[Recorded data]
═══

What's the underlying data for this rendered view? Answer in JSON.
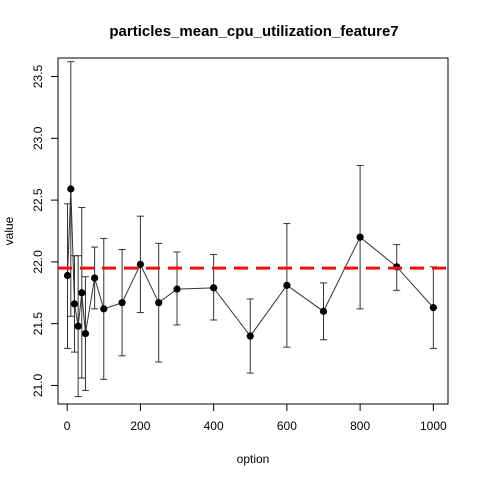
{
  "chart_data": {
    "type": "line",
    "title": "particles_mean_cpu_utilization_feature7",
    "xlabel": "option",
    "ylabel": "value",
    "xlim": [
      -25,
      1040
    ],
    "ylim": [
      20.85,
      23.65
    ],
    "x_ticks": [
      0,
      200,
      400,
      600,
      800,
      1000
    ],
    "y_ticks": [
      21.0,
      21.5,
      22.0,
      22.5,
      23.0,
      23.5
    ],
    "x_tick_labels": [
      "0",
      "200",
      "400",
      "600",
      "800",
      "1000"
    ],
    "y_tick_labels": [
      "21.0",
      "21.5",
      "22.0",
      "22.5",
      "23.0",
      "23.5"
    ],
    "grid": false,
    "reference_line": {
      "y": 21.95,
      "color": "#ee1111",
      "style": "dashed"
    },
    "series": [
      {
        "line_color": "#333333",
        "marker_color": "#000000",
        "points": [
          {
            "x": 1,
            "y": 21.89,
            "lo": 21.3,
            "hi": 22.47
          },
          {
            "x": 10,
            "y": 22.59,
            "lo": 21.56,
            "hi": 23.62
          },
          {
            "x": 20,
            "y": 21.66,
            "lo": 21.27,
            "hi": 22.05
          },
          {
            "x": 30,
            "y": 21.48,
            "lo": 20.91,
            "hi": 22.05
          },
          {
            "x": 40,
            "y": 21.75,
            "lo": 21.06,
            "hi": 22.44
          },
          {
            "x": 50,
            "y": 21.42,
            "lo": 20.96,
            "hi": 21.88
          },
          {
            "x": 75,
            "y": 21.87,
            "lo": 21.62,
            "hi": 22.12
          },
          {
            "x": 100,
            "y": 21.62,
            "lo": 21.05,
            "hi": 22.19
          },
          {
            "x": 150,
            "y": 21.67,
            "lo": 21.24,
            "hi": 22.1
          },
          {
            "x": 200,
            "y": 21.98,
            "lo": 21.59,
            "hi": 22.37
          },
          {
            "x": 250,
            "y": 21.67,
            "lo": 21.19,
            "hi": 22.15
          },
          {
            "x": 300,
            "y": 21.78,
            "lo": 21.49,
            "hi": 22.08
          },
          {
            "x": 400,
            "y": 21.79,
            "lo": 21.53,
            "hi": 22.06
          },
          {
            "x": 500,
            "y": 21.4,
            "lo": 21.1,
            "hi": 21.7
          },
          {
            "x": 600,
            "y": 21.81,
            "lo": 21.31,
            "hi": 22.31
          },
          {
            "x": 700,
            "y": 21.6,
            "lo": 21.37,
            "hi": 21.83
          },
          {
            "x": 800,
            "y": 22.2,
            "lo": 21.62,
            "hi": 22.78
          },
          {
            "x": 900,
            "y": 21.96,
            "lo": 21.77,
            "hi": 22.14
          },
          {
            "x": 1000,
            "y": 21.63,
            "lo": 21.3,
            "hi": 21.96
          }
        ]
      }
    ]
  }
}
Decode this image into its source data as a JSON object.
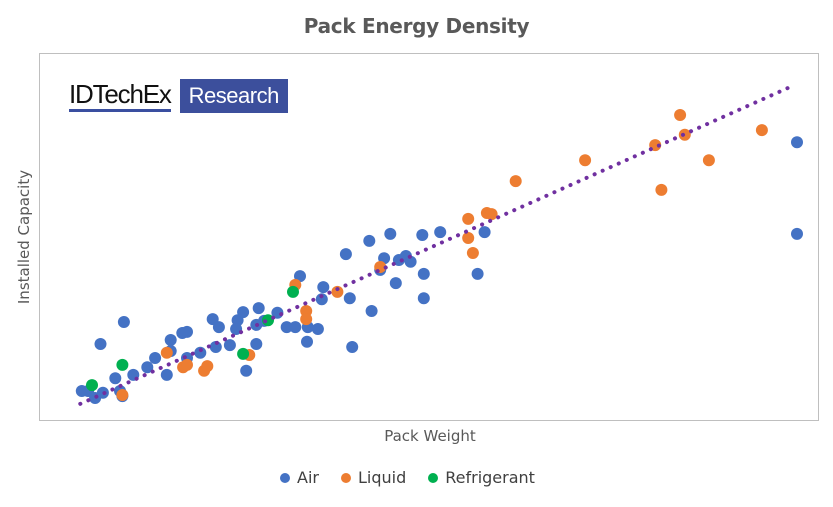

═══

(Required task)
Show each line holding the word "JSON".

(Task result)
What's the underlying data for this rendered view? Answer in JSON.
Decode this image into its source data as a JSON object.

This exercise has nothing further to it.